Task requirements: Return the listing below exactly, with the pictures dropped.
★ ★ ★ ★ ★ ★ ★
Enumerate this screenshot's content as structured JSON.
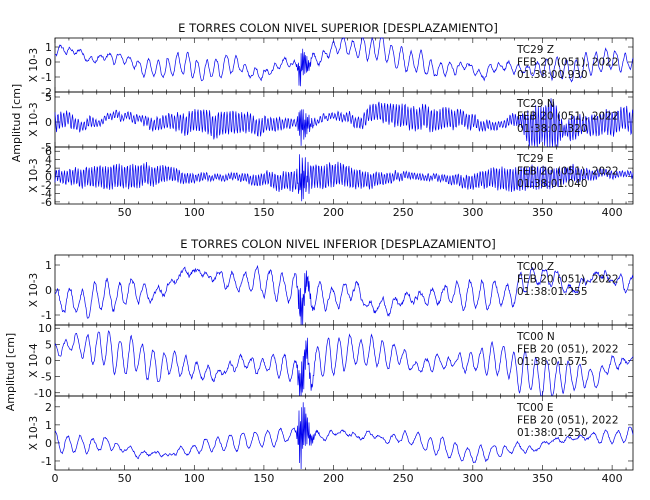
{
  "chart_data": [
    {
      "type": "line",
      "title": "E TORRES COLON NIVEL SUPERIOR [DESPLAZAMIENTO]",
      "ylabel": "Amplitud [cm]",
      "xlim": [
        0,
        415
      ],
      "xticks": [
        "50",
        "100",
        "150",
        "200",
        "250",
        "300",
        "350",
        "400"
      ],
      "series": [
        {
          "name": "TC29 Z",
          "date": "FEB 20 (051), 2022",
          "time": "01:38:00.930",
          "scale": "X 10-3",
          "ylim": [
            -2,
            1.6
          ],
          "yticks": [
            "1",
            "0",
            "-1",
            "-2"
          ],
          "event_x": 176,
          "features": {
            "base": 0.45,
            "drift": 0.6,
            "burst_amp": 1.4,
            "burst_x": 176,
            "noise": 0.5,
            "freq": 0.9
          }
        },
        {
          "name": "TC29 N",
          "date": "FEB 20 (051), 2022",
          "time": "01:38:01.320",
          "scale": "X 10-3",
          "ylim": [
            -5,
            6
          ],
          "yticks": [
            "5",
            "0",
            "-5"
          ],
          "event_x": 176,
          "features": {
            "base": 1.5,
            "drift": 0.2,
            "burst_amp": 4.5,
            "burst_x": 176,
            "late_amp": 5.5,
            "late_x": 352,
            "noise": 1.2,
            "freq": 3.0
          }
        },
        {
          "name": "TC29 E",
          "date": "FEB 20 (051), 2022",
          "time": "01:38:01.040",
          "scale": "X 10-3",
          "ylim": [
            -6.5,
            7
          ],
          "yticks": [
            "6",
            "4",
            "2",
            "0",
            "-2",
            "-4",
            "-6"
          ],
          "event_x": 176,
          "features": {
            "base": 1.8,
            "drift": 0.2,
            "burst_amp": 6.0,
            "burst_x": 176,
            "noise": 1.0,
            "freq": 3.2
          }
        }
      ]
    },
    {
      "type": "line",
      "title": "E TORRES COLON NIVEL INFERIOR [DESPLAZAMIENTO]",
      "ylabel": "Amplitud [cm]",
      "xlim": [
        0,
        415
      ],
      "xticks": [
        "0",
        "50",
        "100",
        "150",
        "200",
        "250",
        "300",
        "350",
        "400"
      ],
      "series": [
        {
          "name": "TC00 Z",
          "date": "FEB 20 (051), 2022",
          "time": "01:38:01.255",
          "scale": "X 10-3",
          "ylim": [
            -1.4,
            1.4
          ],
          "yticks": [
            "1",
            "0",
            "-1"
          ],
          "event_x": 176,
          "features": {
            "base": 0.35,
            "drift": 0.45,
            "burst_amp": 1.0,
            "burst_x": 176,
            "noise": 0.4,
            "freq": 0.7
          }
        },
        {
          "name": "TC00 N",
          "date": "FEB 20 (051), 2022",
          "time": "01:38:01.575",
          "scale": "X 10-4",
          "ylim": [
            -11,
            11
          ],
          "yticks": [
            "10",
            "5",
            "0",
            "-5",
            "-10"
          ],
          "event_x": 176,
          "features": {
            "base": 3.5,
            "drift": 3.0,
            "burst_amp": 9.0,
            "burst_x": 176,
            "noise": 2.5,
            "freq": 0.8
          }
        },
        {
          "name": "TC00 E",
          "date": "FEB 20 (051), 2022",
          "time": "01:38:01.250",
          "scale": "X 10-3",
          "ylim": [
            -1.5,
            2.6
          ],
          "yticks": [
            "2",
            "1",
            "0",
            "-1"
          ],
          "event_x": 176,
          "features": {
            "base": 0.3,
            "drift": 0.4,
            "burst_amp": 2.2,
            "burst_x": 176,
            "noise": 0.3,
            "freq": 0.7
          }
        }
      ]
    }
  ]
}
★ ★ ★ ★ ★ ★ ★
Result of this exercise:
Enumerate this screenshot's content as structured JSON.
{
  "chart_data": [
    {
      "type": "line",
      "title": "E TORRES COLON NIVEL SUPERIOR [DESPLAZAMIENTO]",
      "ylabel": "Amplitud [cm]",
      "xlim": [
        0,
        415
      ],
      "xticks": [
        "50",
        "100",
        "150",
        "200",
        "250",
        "300",
        "350",
        "400"
      ],
      "series": [
        {
          "name": "TC29 Z",
          "date": "FEB 20 (051), 2022",
          "time": "01:38:00.930",
          "scale": "X 10-3",
          "ylim": [
            -2,
            1.6
          ],
          "yticks": [
            "1",
            "0",
            "-1",
            "-2"
          ],
          "event_x": 176,
          "features": {
            "base": 0.45,
            "drift": 0.6,
            "burst_amp": 1.4,
            "burst_x": 176,
            "noise": 0.5,
            "freq": 0.9
          }
        },
        {
          "name": "TC29 N",
          "date": "FEB 20 (051), 2022",
          "time": "01:38:01.320",
          "scale": "X 10-3",
          "ylim": [
            -5,
            6
          ],
          "yticks": [
            "5",
            "0",
            "-5"
          ],
          "event_x": 176,
          "features": {
            "base": 1.5,
            "drift": 0.2,
            "burst_amp": 4.5,
            "burst_x": 176,
            "late_amp": 5.5,
            "late_x": 352,
            "noise": 1.2,
            "freq": 3.0
          }
        },
        {
          "name": "TC29 E",
          "date": "FEB 20 (051), 2022",
          "time": "01:38:01.040",
          "scale": "X 10-3",
          "ylim": [
            -6.5,
            7
          ],
          "yticks": [
            "6",
            "4",
            "2",
            "0",
            "-2",
            "-4",
            "-6"
          ],
          "event_x": 176,
          "features": {
            "base": 1.8,
            "drift": 0.2,
            "burst_amp": 6.0,
            "burst_x": 176,
            "noise": 1.0,
            "freq": 3.2
          }
        }
      ]
    },
    {
      "type": "line",
      "title": "E TORRES COLON NIVEL INFERIOR [DESPLAZAMIENTO]",
      "ylabel": "Amplitud [cm]",
      "xlim": [
        0,
        415
      ],
      "xticks": [
        "0",
        "50",
        "100",
        "150",
        "200",
        "250",
        "300",
        "350",
        "400"
      ],
      "series": [
        {
          "name": "TC00 Z",
          "date": "FEB 20 (051), 2022",
          "time": "01:38:01.255",
          "scale": "X 10-3",
          "ylim": [
            -1.4,
            1.4
          ],
          "yticks": [
            "1",
            "0",
            "-1"
          ],
          "event_x": 176,
          "features": {
            "base": 0.35,
            "drift": 0.45,
            "burst_amp": 1.0,
            "burst_x": 176,
            "noise": 0.4,
            "freq": 0.7
          }
        },
        {
          "name": "TC00 N",
          "date": "FEB 20 (051), 2022",
          "time": "01:38:01.575",
          "scale": "X 10-4",
          "ylim": [
            -11,
            11
          ],
          "yticks": [
            "10",
            "5",
            "0",
            "-5",
            "-10"
          ],
          "event_x": 176,
          "features": {
            "base": 3.5,
            "drift": 3.0,
            "burst_amp": 9.0,
            "burst_x": 176,
            "noise": 2.5,
            "freq": 0.8
          }
        },
        {
          "name": "TC00 E",
          "date": "FEB 20 (051), 2022",
          "time": "01:38:01.250",
          "scale": "X 10-3",
          "ylim": [
            -1.5,
            2.6
          ],
          "yticks": [
            "2",
            "1",
            "0",
            "-1"
          ],
          "event_x": 176,
          "features": {
            "base": 0.3,
            "drift": 0.4,
            "burst_amp": 2.2,
            "burst_x": 176,
            "noise": 0.3,
            "freq": 0.7
          }
        }
      ]
    }
  ]
}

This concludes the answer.